**What this task involves**
Please reproduce the records exactly, leaving out any pictures.

**Input**
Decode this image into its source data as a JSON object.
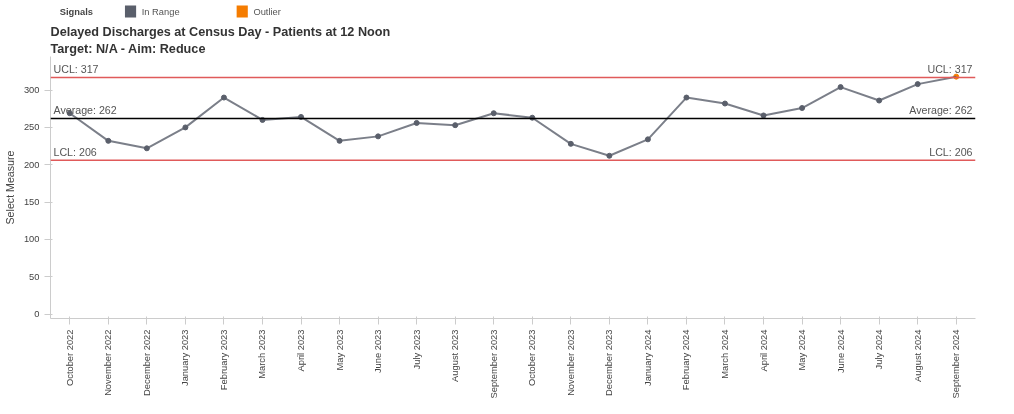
{
  "chart_data": {
    "type": "line",
    "title": "Delayed Discharges at Census Day - Patients at 12 Noon",
    "subtitle": "Target: N/A - Aim: Reduce",
    "ylabel": "Select Measure",
    "legend_title": "Signals",
    "legend": "top left",
    "categories": [
      "October 2022",
      "November 2022",
      "December 2022",
      "January 2023",
      "February 2023",
      "March 2023",
      "April 2023",
      "May 2023",
      "June 2023",
      "July 2023",
      "August 2023",
      "September 2023",
      "October 2023",
      "November 2023",
      "December 2023",
      "January 2024",
      "February 2024",
      "March 2024",
      "April 2024",
      "May 2024",
      "June 2024",
      "July 2024",
      "August 2024",
      "September 2024"
    ],
    "series": [
      {
        "name": "In Range",
        "color": "#5a5f6b",
        "values": [
          269,
          232,
          222,
          250,
          290,
          260,
          264,
          232,
          238,
          256,
          253,
          269,
          263,
          228,
          212,
          234,
          290,
          282,
          266,
          276,
          304,
          286,
          308,
          null
        ]
      },
      {
        "name": "Outlier",
        "type": "scatter",
        "color": "#f57c00",
        "values": [
          null,
          null,
          null,
          null,
          null,
          null,
          null,
          null,
          null,
          null,
          null,
          null,
          null,
          null,
          null,
          null,
          null,
          null,
          null,
          null,
          null,
          null,
          null,
          318
        ]
      }
    ],
    "ylim": [
      -6,
      345
    ],
    "yticks": [
      0,
      50,
      100,
      150,
      200,
      250,
      300
    ],
    "grid": false,
    "marker": "circle",
    "ref_lines": [
      {
        "axis": "y",
        "value": 317,
        "label": "UCL: 317",
        "color": "#e05a5a"
      },
      {
        "axis": "y",
        "value": 262,
        "label": "Average: 262",
        "color": "#000000"
      },
      {
        "axis": "y",
        "value": 206,
        "label": "LCL: 206",
        "color": "#e05a5a"
      }
    ]
  }
}
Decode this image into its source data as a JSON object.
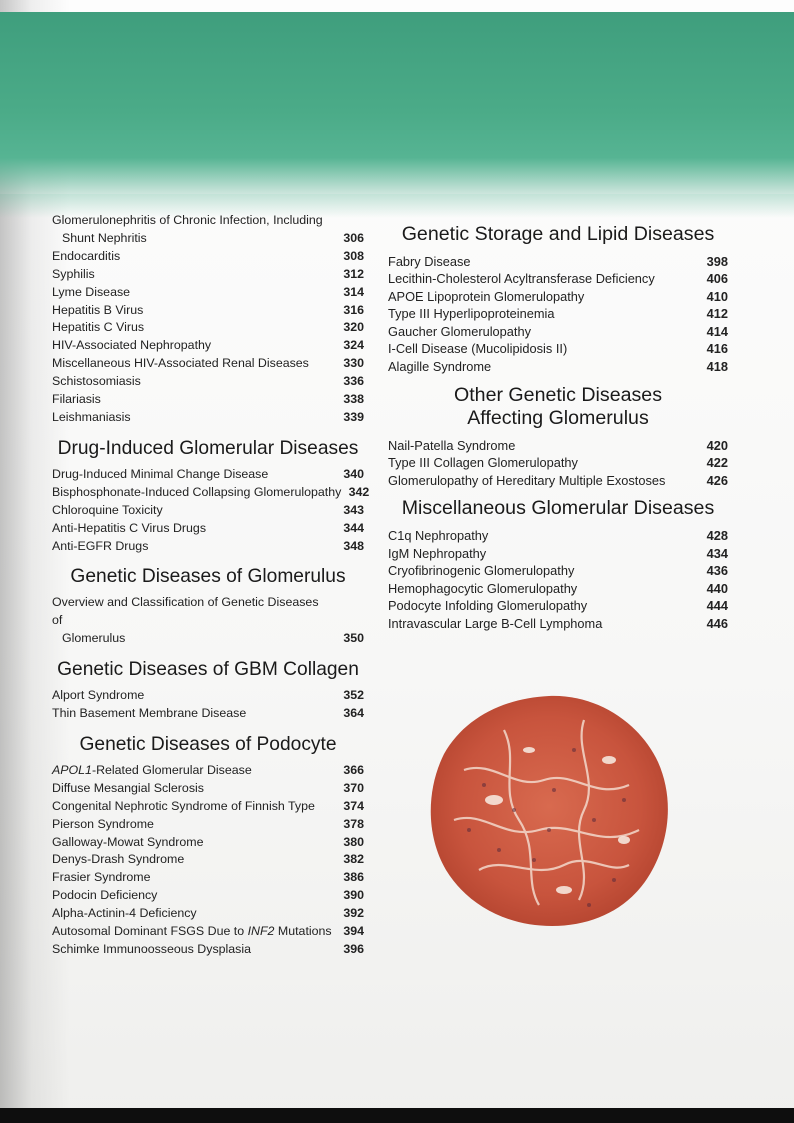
{
  "sections_left": [
    {
      "title": "",
      "entries": [
        {
          "text": "Glomerulonephritis of Chronic Infection, Including",
          "cont": "Shunt Nephritis",
          "page": "306"
        },
        {
          "text": "Endocarditis",
          "page": "308"
        },
        {
          "text": "Syphilis",
          "page": "312"
        },
        {
          "text": "Lyme Disease",
          "page": "314"
        },
        {
          "text": "Hepatitis B Virus",
          "page": "316"
        },
        {
          "text": "Hepatitis C Virus",
          "page": "320"
        },
        {
          "text": "HIV-Associated Nephropathy",
          "page": "324"
        },
        {
          "text": "Miscellaneous HIV-Associated Renal Diseases",
          "page": "330"
        },
        {
          "text": "Schistosomiasis",
          "page": "336"
        },
        {
          "text": "Filariasis",
          "page": "338"
        },
        {
          "text": "Leishmaniasis",
          "page": "339"
        }
      ]
    },
    {
      "title": "Drug-Induced Glomerular Diseases",
      "entries": [
        {
          "text": "Drug-Induced Minimal Change Disease",
          "page": "340"
        },
        {
          "text": "Bisphosphonate-Induced Collapsing Glomerulopathy",
          "page": "342"
        },
        {
          "text": "Chloroquine Toxicity",
          "page": "343"
        },
        {
          "text": "Anti-Hepatitis C Virus Drugs",
          "page": "344"
        },
        {
          "text": "Anti-EGFR Drugs",
          "page": "348"
        }
      ]
    },
    {
      "title": "Genetic Diseases of Glomerulus",
      "entries": [
        {
          "text": "Overview and Classification of Genetic Diseases of",
          "cont": "Glomerulus",
          "page": "350"
        }
      ]
    },
    {
      "title": "Genetic Diseases of GBM Collagen",
      "entries": [
        {
          "text": "Alport Syndrome",
          "page": "352"
        },
        {
          "text": "Thin Basement Membrane Disease",
          "page": "364"
        }
      ]
    },
    {
      "title": "Genetic Diseases of Podocyte",
      "entries": [
        {
          "italic": "APOL1",
          "text": "-Related Glomerular Disease",
          "page": "366"
        },
        {
          "text": "Diffuse Mesangial Sclerosis",
          "page": "370"
        },
        {
          "text": "Congenital Nephrotic Syndrome of Finnish Type",
          "page": "374"
        },
        {
          "text": "Pierson Syndrome",
          "page": "378"
        },
        {
          "text": "Galloway-Mowat Syndrome",
          "page": "380"
        },
        {
          "text": "Denys-Drash Syndrome",
          "page": "382"
        },
        {
          "text": "Frasier Syndrome",
          "page": "386"
        },
        {
          "text": "Podocin Deficiency",
          "page": "390"
        },
        {
          "text": "Alpha-Actinin-4 Deficiency",
          "page": "392"
        },
        {
          "text": "Autosomal Dominant FSGS Due to ",
          "italic_after": "INF2",
          "text_after": " Mutations",
          "page": "394"
        },
        {
          "text": "Schimke Immunoosseous Dysplasia",
          "page": "396"
        }
      ]
    }
  ],
  "sections_right": [
    {
      "title": "Genetic Storage and Lipid Diseases",
      "entries": [
        {
          "text": "Fabry Disease",
          "page": "398"
        },
        {
          "text": "Lecithin-Cholesterol Acyltransferase Deficiency",
          "page": "406"
        },
        {
          "text": "APOE Lipoprotein Glomerulopathy",
          "page": "410"
        },
        {
          "text": "Type III Hyperlipoproteinemia",
          "page": "412"
        },
        {
          "text": "Gaucher Glomerulopathy",
          "page": "414"
        },
        {
          "text": "I-Cell Disease (Mucolipidosis II)",
          "page": "416"
        },
        {
          "text": "Alagille Syndrome",
          "page": "418"
        }
      ]
    },
    {
      "title": "Other Genetic Diseases Affecting Glomerulus",
      "entries": [
        {
          "text": "Nail-Patella Syndrome",
          "page": "420"
        },
        {
          "text": "Type III Collagen Glomerulopathy",
          "page": "422"
        },
        {
          "text": "Glomerulopathy of Hereditary Multiple Exostoses",
          "page": "426"
        }
      ]
    },
    {
      "title": "Miscellaneous Glomerular Diseases",
      "entries": [
        {
          "text": "C1q Nephropathy",
          "page": "428"
        },
        {
          "text": "IgM Nephropathy",
          "page": "434"
        },
        {
          "text": "Cryofibrinogenic Glomerulopathy",
          "page": "436"
        },
        {
          "text": "Hemophagocytic Glomerulopathy",
          "page": "440"
        },
        {
          "text": "Podocyte Infolding Glomerulopathy",
          "page": "444"
        },
        {
          "text": "Intravascular Large B-Cell Lymphoma",
          "page": "446"
        }
      ]
    }
  ],
  "colors": {
    "band_green": "#4bab88",
    "page_number": "#111111",
    "stain_red": "#c8543d"
  },
  "image": {
    "icon": "glomerulus-micrograph"
  }
}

**Exercise output**
Decode this image into its source data as a JSON object.
{
  "chart_data": {
    "type": "line",
    "title": "Delayed Discharges at Census Day - Patients at 12 Noon",
    "subtitle": "Target: N/A - Aim: Reduce",
    "ylabel": "Select Measure",
    "legend_title": "Signals",
    "legend": "top left",
    "categories": [
      "October 2022",
      "November 2022",
      "December 2022",
      "January 2023",
      "February 2023",
      "March 2023",
      "April 2023",
      "May 2023",
      "June 2023",
      "July 2023",
      "August 2023",
      "September 2023",
      "October 2023",
      "November 2023",
      "December 2023",
      "January 2024",
      "February 2024",
      "March 2024",
      "April 2024",
      "May 2024",
      "June 2024",
      "July 2024",
      "August 2024",
      "September 2024"
    ],
    "series": [
      {
        "name": "In Range",
        "color": "#5a5f6b",
        "values": [
          269,
          232,
          222,
          250,
          290,
          260,
          264,
          232,
          238,
          256,
          253,
          269,
          263,
          228,
          212,
          234,
          290,
          282,
          266,
          276,
          304,
          286,
          308,
          null
        ]
      },
      {
        "name": "Outlier",
        "type": "scatter",
        "color": "#f57c00",
        "values": [
          null,
          null,
          null,
          null,
          null,
          null,
          null,
          null,
          null,
          null,
          null,
          null,
          null,
          null,
          null,
          null,
          null,
          null,
          null,
          null,
          null,
          null,
          null,
          318
        ]
      }
    ],
    "ylim": [
      -6,
      345
    ],
    "yticks": [
      0,
      50,
      100,
      150,
      200,
      250,
      300
    ],
    "grid": false,
    "marker": "circle",
    "ref_lines": [
      {
        "axis": "y",
        "value": 317,
        "label": "UCL: 317",
        "color": "#e05a5a"
      },
      {
        "axis": "y",
        "value": 262,
        "label": "Average: 262",
        "color": "#000000"
      },
      {
        "axis": "y",
        "value": 206,
        "label": "LCL: 206",
        "color": "#e05a5a"
      }
    ]
  }
}
Decode this image into its source data as a JSON object.
{
  "sections_left": [
    {
      "title": "",
      "entries": [
        {
          "text": "Glomerulonephritis of Chronic Infection, Including",
          "cont": "Shunt Nephritis",
          "page": "306"
        },
        {
          "text": "Endocarditis",
          "page": "308"
        },
        {
          "text": "Syphilis",
          "page": "312"
        },
        {
          "text": "Lyme Disease",
          "page": "314"
        },
        {
          "text": "Hepatitis B Virus",
          "page": "316"
        },
        {
          "text": "Hepatitis C Virus",
          "page": "320"
        },
        {
          "text": "HIV-Associated Nephropathy",
          "page": "324"
        },
        {
          "text": "Miscellaneous HIV-Associated Renal Diseases",
          "page": "330"
        },
        {
          "text": "Schistosomiasis",
          "page": "336"
        },
        {
          "text": "Filariasis",
          "page": "338"
        },
        {
          "text": "Leishmaniasis",
          "page": "339"
        }
      ]
    },
    {
      "title": "Drug-Induced Glomerular Diseases",
      "entries": [
        {
          "text": "Drug-Induced Minimal Change Disease",
          "page": "340"
        },
        {
          "text": "Bisphosphonate-Induced Collapsing Glomerulopathy",
          "page": "342"
        },
        {
          "text": "Chloroquine Toxicity",
          "page": "343"
        },
        {
          "text": "Anti-Hepatitis C Virus Drugs",
          "page": "344"
        },
        {
          "text": "Anti-EGFR Drugs",
          "page": "348"
        }
      ]
    },
    {
      "title": "Genetic Diseases of Glomerulus",
      "entries": [
        {
          "text": "Overview and Classification of Genetic Diseases of",
          "cont": "Glomerulus",
          "page": "350"
        }
      ]
    },
    {
      "title": "Genetic Diseases of GBM Collagen",
      "entries": [
        {
          "text": "Alport Syndrome",
          "page": "352"
        },
        {
          "text": "Thin Basement Membrane Disease",
          "page": "364"
        }
      ]
    },
    {
      "title": "Genetic Diseases of Podocyte",
      "entries": [
        {
          "italic": "APOL1",
          "text": "-Related Glomerular Disease",
          "page": "366"
        },
        {
          "text": "Diffuse Mesangial Sclerosis",
          "page": "370"
        },
        {
          "text": "Congenital Nephrotic Syndrome of Finnish Type",
          "page": "374"
        },
        {
          "text": "Pierson Syndrome",
          "page": "378"
        },
        {
          "text": "Galloway-Mowat Syndrome",
          "page": "380"
        },
        {
          "text": "Denys-Drash Syndrome",
          "page": "382"
        },
        {
          "text": "Frasier Syndrome",
          "page": "386"
        },
        {
          "text": "Podocin Deficiency",
          "page": "390"
        },
        {
          "text": "Alpha-Actinin-4 Deficiency",
          "page": "392"
        },
        {
          "text": "Autosomal Dominant FSGS Due to ",
          "italic_after": "INF2",
          "text_after": " Mutations",
          "page": "394"
        },
        {
          "text": "Schimke Immunoosseous Dysplasia",
          "page": "396"
        }
      ]
    }
  ],
  "sections_right": [
    {
      "title": "Genetic Storage and Lipid Diseases",
      "entries": [
        {
          "text": "Fabry Disease",
          "page": "398"
        },
        {
          "text": "Lecithin-Cholesterol Acyltransferase Deficiency",
          "page": "406"
        },
        {
          "text": "APOE Lipoprotein Glomerulopathy",
          "page": "410"
        },
        {
          "text": "Type III Hyperlipoproteinemia",
          "page": "412"
        },
        {
          "text": "Gaucher Glomerulopathy",
          "page": "414"
        },
        {
          "text": "I-Cell Disease (Mucolipidosis II)",
          "page": "416"
        },
        {
          "text": "Alagille Syndrome",
          "page": "418"
        }
      ]
    },
    {
      "title": "Other Genetic Diseases Affecting Glomerulus",
      "entries": [
        {
          "text": "Nail-Patella Syndrome",
          "page": "420"
        },
        {
          "text": "Type III Collagen Glomerulopathy",
          "page": "422"
        },
        {
          "text": "Glomerulopathy of Hereditary Multiple Exostoses",
          "page": "426"
        }
      ]
    },
    {
      "title": "Miscellaneous Glomerular Diseases",
      "entries": [
        {
          "text": "C1q Nephropathy",
          "page": "428"
        },
        {
          "text": "IgM Nephropathy",
          "page": "434"
        },
        {
          "text": "Cryofibrinogenic Glomerulopathy",
          "page": "436"
        },
        {
          "text": "Hemophagocytic Glomerulopathy",
          "page": "440"
        },
        {
          "text": "Podocyte Infolding Glomerulopathy",
          "page": "444"
        },
        {
          "text": "Intravascular Large B-Cell Lymphoma",
          "page": "446"
        }
      ]
    }
  ],
  "colors": {
    "band_green": "#4bab88",
    "page_number": "#111111",
    "stain_red": "#c8543d"
  },
  "image": {
    "icon": "glomerulus-micrograph"
  }
}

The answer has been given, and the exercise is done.